### REQUIRED TASK 1:
Count the lines in the records that contain the string "boxes", and reply with the number alone.

Start of DOCUMENT SEGMENT

Exponential of a square matrix.
M2 = expm(M1)
expm(M) is the exponential of the square matrix M, which is usually different from the element-wise exponential of M given by exp.
expm([1,1;1,1]) 4.1945 3.1945 3.1945 4.1945 exp([1,1;1,1]) 2.7183 2.7183 2.7183 2.7183
Fast Fourier Transform.
F = fft(f) F = fft(f,n) F = fft(f,n,dim)
fft(f) returns the discrete Fourier transform (DFT) of the vector f, or the DFT's of each columns of the matrix f. With a second argument n, the n first values are used; if n is larger than the length of the data, zeros are added for padding. An optional argument dim gives the dimension along which the DFT is performed; it is 1 for calculating the DFT of the columns of f, or 2 for its rows. fft(f,[],dim is accepted if n is not required.
fft is based on a radix-2 Fast Fourier Transform if the length of the data is a power of 2. Otherwise, a plain DFT is performed, which is much slower for large matrices.
The coefficients of the DFT are given from the zero frequency to the largest frequency (one point less than the inverse of the sample time). If the input f is real, its DFT has symmetries, and the first half contain all the relevant information.
fft(1:4) 10 -2+2j -2 -2-2j fft(1:4, 3) 6 -1.5+0.866j -1.5-0.866j
Digital filtering of data.
y = filter(b,a,u) y = filter(b,a,u,x) y = filter(b,a,u,x,dim)
The vector u is filtered with the digital filter whose coefficients are given by polynomials b and a. The filtered data can also be a matrix; each column (or each line if a fifth argument is provided and is 2) is filtered separately. The fourth argument, if provided and different than the empty matrix [], is the initial state of the filter and has max(length(a),length(b))-1 elements; it is either a vector if the state is the same for all signals, or a matrix whose columns are the initial states used for each signal. The result y, which has the same size as the input, could be computed with the following code if u is a vector:
a = a / a(1); if length(a) > length(b) b = [b, zeros(1, length(a)-length(b))]; else a = [a, zeros(1, length(b)-length(a))]; end for i = 1:length(u) y(i) = b(1) * u(i) + x(1); for j = 1:length(x)-1 x(j) = b(j + 1) * u(i) + x(j + 1) - a(j + 1) * y(i); end x(length(x)) = b(length(x) + 1) * u(i) - a(length(x) + 1) * y(i); end
filter([1,2], [1,2,3], ones(1,10)) 1 1 -2 4 1 -11 22 -8 -47 121 u = [5,6,5,6,5,6,5]; p = 0.8; filter(1-p, [1,-p], u, p*u(1)) % low-pass with matching initial state 5 5.2 5.16 5.328 5.2624 5.4099 5.3279
Inverse Fast Fourier Transform.

End of DOCUMENT SEGMENT
Start of RECORD EXCERPTS

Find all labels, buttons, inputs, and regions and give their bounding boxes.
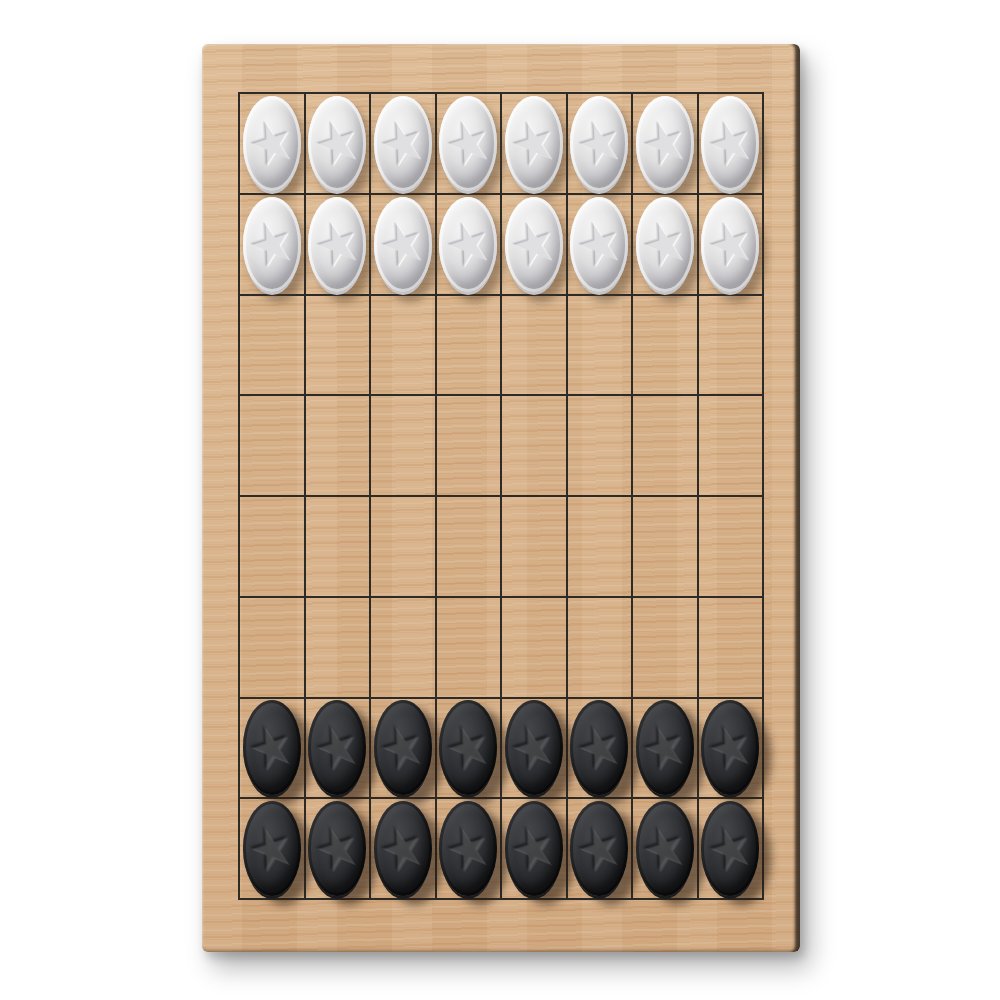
white-piece[interactable]: ★ [308, 96, 366, 191]
board-cell-r2c4[interactable]: ★ [436, 194, 502, 295]
white-piece[interactable]: ★ [701, 96, 759, 191]
board-cell-r8c2[interactable]: ★ [305, 798, 371, 899]
black-piece[interactable]: ★ [505, 700, 563, 795]
black-piece[interactable]: ★ [636, 801, 694, 896]
board-cell-r7c6[interactable]: ★ [567, 698, 633, 799]
board-cell-r5c7[interactable] [632, 496, 698, 597]
board-cell-r4c3[interactable] [370, 395, 436, 496]
black-piece[interactable]: ★ [374, 700, 432, 795]
black-piece[interactable]: ★ [308, 700, 366, 795]
board-cell-r1c6[interactable]: ★ [567, 93, 633, 194]
star-emblem-icon: ★ [241, 814, 302, 884]
star-emblem-icon: ★ [438, 814, 499, 884]
board-cell-r2c7[interactable]: ★ [632, 194, 698, 295]
board-cell-r6c8[interactable] [698, 597, 764, 698]
board-cell-r2c3[interactable]: ★ [370, 194, 436, 295]
board-cell-r3c3[interactable] [370, 295, 436, 396]
white-piece[interactable]: ★ [374, 96, 432, 191]
board-cell-r1c3[interactable]: ★ [370, 93, 436, 194]
white-piece[interactable]: ★ [439, 197, 497, 292]
board-cell-r3c6[interactable] [567, 295, 633, 396]
star-emblem-icon: ★ [569, 713, 630, 783]
board-cell-r5c1[interactable] [239, 496, 305, 597]
star-emblem-icon: ★ [503, 209, 564, 279]
white-piece[interactable]: ★ [374, 197, 432, 292]
board-cell-r4c5[interactable] [501, 395, 567, 496]
board-cell-r6c1[interactable] [239, 597, 305, 698]
star-emblem-icon: ★ [307, 108, 368, 178]
page-background: ★★★★★★★★★★★★★★★★★★★★★★★★★★★★★★★★ [0, 0, 1000, 1000]
board-cell-r4c1[interactable] [239, 395, 305, 496]
board-cell-r7c2[interactable]: ★ [305, 698, 371, 799]
board-cell-r7c8[interactable]: ★ [698, 698, 764, 799]
black-piece[interactable]: ★ [308, 801, 366, 896]
star-emblem-icon: ★ [569, 814, 630, 884]
board-cell-r2c6[interactable]: ★ [567, 194, 633, 295]
star-emblem-icon: ★ [569, 108, 630, 178]
white-piece[interactable]: ★ [636, 197, 694, 292]
board-cell-r1c1[interactable]: ★ [239, 93, 305, 194]
black-piece[interactable]: ★ [636, 700, 694, 795]
board-cell-r6c6[interactable] [567, 597, 633, 698]
star-emblem-icon: ★ [241, 209, 302, 279]
board-cell-r8c6[interactable]: ★ [567, 798, 633, 899]
board-cell-r4c7[interactable] [632, 395, 698, 496]
white-piece[interactable]: ★ [439, 96, 497, 191]
star-emblem-icon: ★ [503, 108, 564, 178]
black-piece[interactable]: ★ [505, 801, 563, 896]
board-cell-r7c5[interactable]: ★ [501, 698, 567, 799]
board-cell-r5c6[interactable] [567, 496, 633, 597]
star-emblem-icon: ★ [700, 713, 761, 783]
star-emblem-icon: ★ [503, 814, 564, 884]
black-piece[interactable]: ★ [243, 700, 301, 795]
star-emblem-icon: ★ [700, 814, 761, 884]
board-cell-r7c3[interactable]: ★ [370, 698, 436, 799]
board-cell-r5c2[interactable] [305, 496, 371, 597]
board-cell-r7c7[interactable]: ★ [632, 698, 698, 799]
board-cell-r2c5[interactable]: ★ [501, 194, 567, 295]
white-piece[interactable]: ★ [636, 96, 694, 191]
board-cell-r5c5[interactable] [501, 496, 567, 597]
star-emblem-icon: ★ [372, 108, 433, 178]
star-emblem-icon: ★ [372, 713, 433, 783]
star-emblem-icon: ★ [700, 108, 761, 178]
board-cell-r1c2[interactable]: ★ [305, 93, 371, 194]
black-piece[interactable]: ★ [570, 801, 628, 896]
white-piece[interactable]: ★ [505, 96, 563, 191]
board-cell-r1c4[interactable]: ★ [436, 93, 502, 194]
star-emblem-icon: ★ [307, 814, 368, 884]
black-piece[interactable]: ★ [243, 801, 301, 896]
star-emblem-icon: ★ [634, 713, 695, 783]
board-cell-r4c8[interactable] [698, 395, 764, 496]
white-piece[interactable]: ★ [308, 197, 366, 292]
black-piece[interactable]: ★ [439, 700, 497, 795]
board-cell-r7c1[interactable]: ★ [239, 698, 305, 799]
board-cell-r4c6[interactable] [567, 395, 633, 496]
star-emblem-icon: ★ [241, 108, 302, 178]
star-emblem-icon: ★ [634, 814, 695, 884]
board-cell-r8c4[interactable]: ★ [436, 798, 502, 899]
white-piece[interactable]: ★ [701, 197, 759, 292]
white-piece[interactable]: ★ [243, 96, 301, 191]
board-cell-r4c2[interactable] [305, 395, 371, 496]
board-cell-r6c7[interactable] [632, 597, 698, 698]
game-board: ★★★★★★★★★★★★★★★★★★★★★★★★★★★★★★★★ [202, 44, 800, 952]
star-emblem-icon: ★ [307, 209, 368, 279]
star-emblem-icon: ★ [569, 209, 630, 279]
board-cell-r5c8[interactable] [698, 496, 764, 597]
board-cell-r6c5[interactable] [501, 597, 567, 698]
board-cell-r6c3[interactable] [370, 597, 436, 698]
white-piece[interactable]: ★ [243, 197, 301, 292]
board-cell-r4c4[interactable] [436, 395, 502, 496]
star-emblem-icon: ★ [438, 713, 499, 783]
board-cell-r1c8[interactable]: ★ [698, 93, 764, 194]
board-cell-r2c2[interactable]: ★ [305, 194, 371, 295]
star-emblem-icon: ★ [241, 713, 302, 783]
white-piece[interactable]: ★ [570, 96, 628, 191]
board-cell-r3c7[interactable] [632, 295, 698, 396]
star-emblem-icon: ★ [438, 209, 499, 279]
board-cell-r3c5[interactable] [501, 295, 567, 396]
star-emblem-icon: ★ [307, 713, 368, 783]
star-emblem-icon: ★ [634, 209, 695, 279]
board-cell-r7c4[interactable]: ★ [436, 698, 502, 799]
board-cell-r3c1[interactable] [239, 295, 305, 396]
board-cell-r8c7[interactable]: ★ [632, 798, 698, 899]
board-grid: ★★★★★★★★★★★★★★★★★★★★★★★★★★★★★★★★ [238, 92, 764, 900]
black-piece[interactable]: ★ [701, 700, 759, 795]
star-emblem-icon: ★ [634, 108, 695, 178]
star-emblem-icon: ★ [372, 209, 433, 279]
black-piece[interactable]: ★ [701, 801, 759, 896]
board-cell-r1c7[interactable]: ★ [632, 93, 698, 194]
board-cell-r3c2[interactable] [305, 295, 371, 396]
board-cell-r8c3[interactable]: ★ [370, 798, 436, 899]
black-piece[interactable]: ★ [570, 700, 628, 795]
board-cell-r1c5[interactable]: ★ [501, 93, 567, 194]
board-cell-r2c8[interactable]: ★ [698, 194, 764, 295]
board-cell-r8c1[interactable]: ★ [239, 798, 305, 899]
black-piece[interactable]: ★ [374, 801, 432, 896]
white-piece[interactable]: ★ [505, 197, 563, 292]
star-emblem-icon: ★ [700, 209, 761, 279]
board-cell-r5c4[interactable] [436, 496, 502, 597]
board-cell-r6c4[interactable] [436, 597, 502, 698]
board-cell-r2c1[interactable]: ★ [239, 194, 305, 295]
black-piece[interactable]: ★ [439, 801, 497, 896]
board-cell-r3c8[interactable] [698, 295, 764, 396]
white-piece[interactable]: ★ [570, 197, 628, 292]
star-emblem-icon: ★ [372, 814, 433, 884]
board-cell-r8c8[interactable]: ★ [698, 798, 764, 899]
board-cell-r5c3[interactable] [370, 496, 436, 597]
star-emblem-icon: ★ [503, 713, 564, 783]
board-cell-r8c5[interactable]: ★ [501, 798, 567, 899]
board-cell-r6c2[interactable] [305, 597, 371, 698]
star-emblem-icon: ★ [438, 108, 499, 178]
board-cell-r3c4[interactable] [436, 295, 502, 396]
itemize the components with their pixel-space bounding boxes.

End of RECORD EXCERPTS

### REQUIRED TASK 2:
Extend the reference on matrix and signal-processing functions, starting right after its final line.

### WRITTEN REPLY 1:
2

### WRITTEN REPLY 2:
f = ifft(F) f = ifft(F,n) f = ifft(F,n,dim)
ifft returns the inverse Discrete Fourier Transform (inverse DFT). Up to the sign and a scaling factor, the inverse DFT and the DFT are the same operation: for a vector, ifft(d) = conj(fft(d))/length(d). ifft has the same syntax as fft.
F = fft([1,2,3,4]) F = 10 -2+2j -2 -2-2j ifft(F) 1 2 3 4
Inverse of a square matrix.
M2 = inv(M1)
inv(M1) returns the inverse M2 of the square matrix M1, i.e. a matrix of the same size such that M2*M1 = M1*M2 = eye(size(M1)). M1 must not be singular; otherwise, its elements are infinite.
To solve a set of linear of equations, the operator \ is more efficient.
inv([1,2;3,4]) -2 1 1.5 -0.5
operator /, operator \, pinv, rank, eye
Kronecker product.
M = kron(A, B)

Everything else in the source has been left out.